» **Work to do**:
Read through the records below and copy each line that uses the word "label".

» **Dataset items**:
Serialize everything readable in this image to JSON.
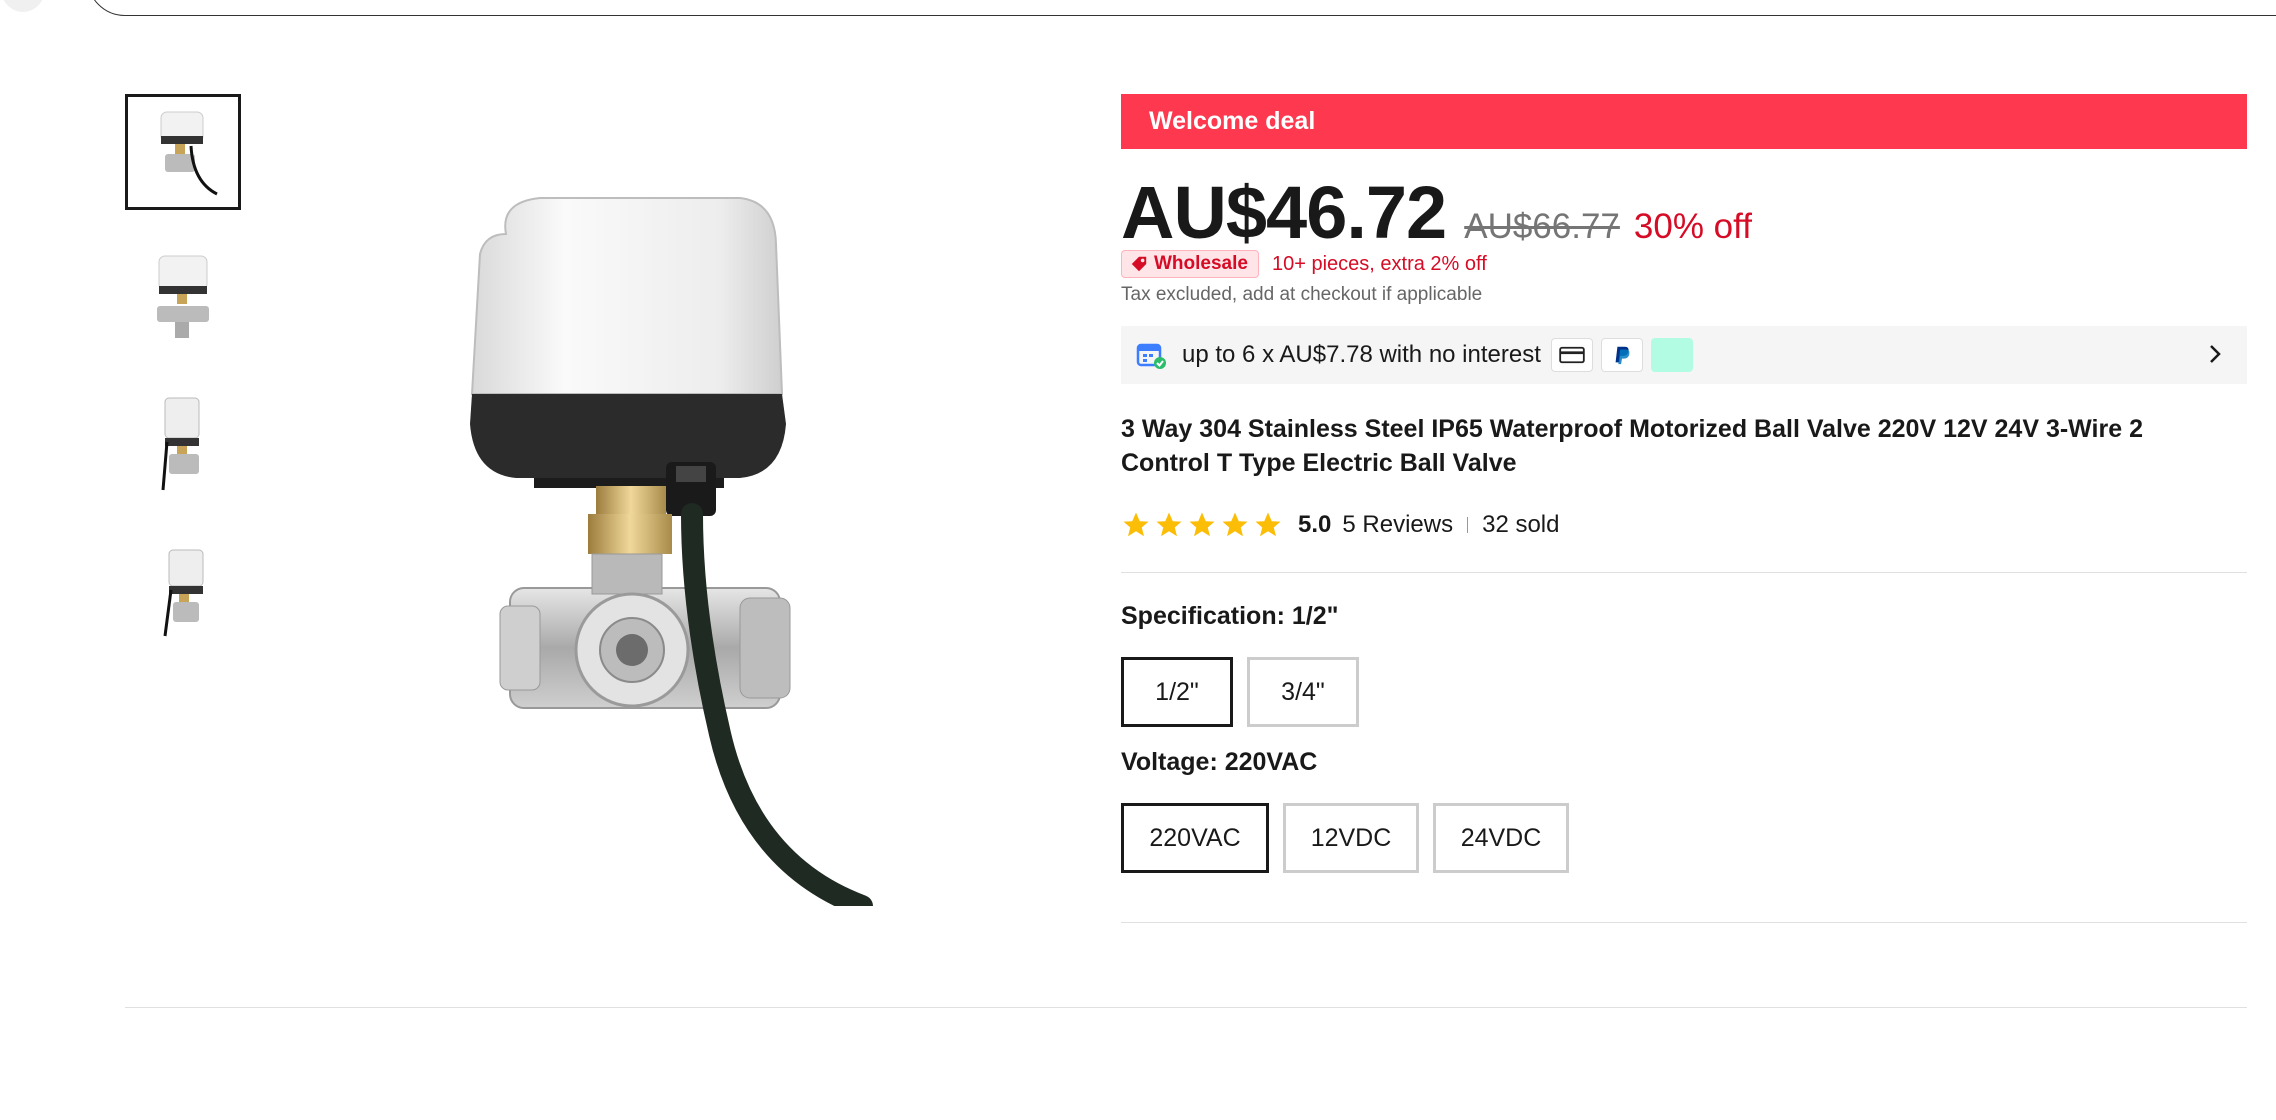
{
  "deal": {
    "banner": "Welcome deal"
  },
  "price": {
    "current": "AU$46.72",
    "original": "AU$66.77",
    "discount": "30% off"
  },
  "wholesale": {
    "badge": "Wholesale",
    "offer": "10+ pieces, extra 2% off"
  },
  "tax_note": "Tax excluded, add at checkout if applicable",
  "installments": {
    "text": "up to 6 x AU$7.78 with no interest",
    "payment_icons": [
      "card-icon",
      "paypal-icon",
      "afterpay-icon"
    ]
  },
  "product": {
    "title": "3 Way 304 Stainless Steel IP65 Waterproof Motorized Ball Valve 220V 12V 24V 3-Wire 2 Control T Type Electric Ball Valve",
    "rating": "5.0",
    "stars": 5,
    "reviews": "5 Reviews",
    "sold": "32 sold"
  },
  "options": {
    "specification": {
      "label": "Specification: 1/2\"",
      "values": [
        "1/2\"",
        "3/4\""
      ],
      "selected": "1/2\""
    },
    "voltage": {
      "label": "Voltage: 220VAC",
      "values": [
        "220VAC",
        "12VDC",
        "24VDC"
      ],
      "selected": "220VAC"
    }
  },
  "gallery": {
    "thumbnail_count": 4,
    "active_index": 0
  },
  "colors": {
    "accent_red": "#fd384f",
    "price_red": "#d60b25",
    "star_gold": "#fcbd06",
    "text": "#191919"
  }
}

» **Full answer**:
      "label": "Specification: 1/2\"",
      "label": "Voltage: 220VAC",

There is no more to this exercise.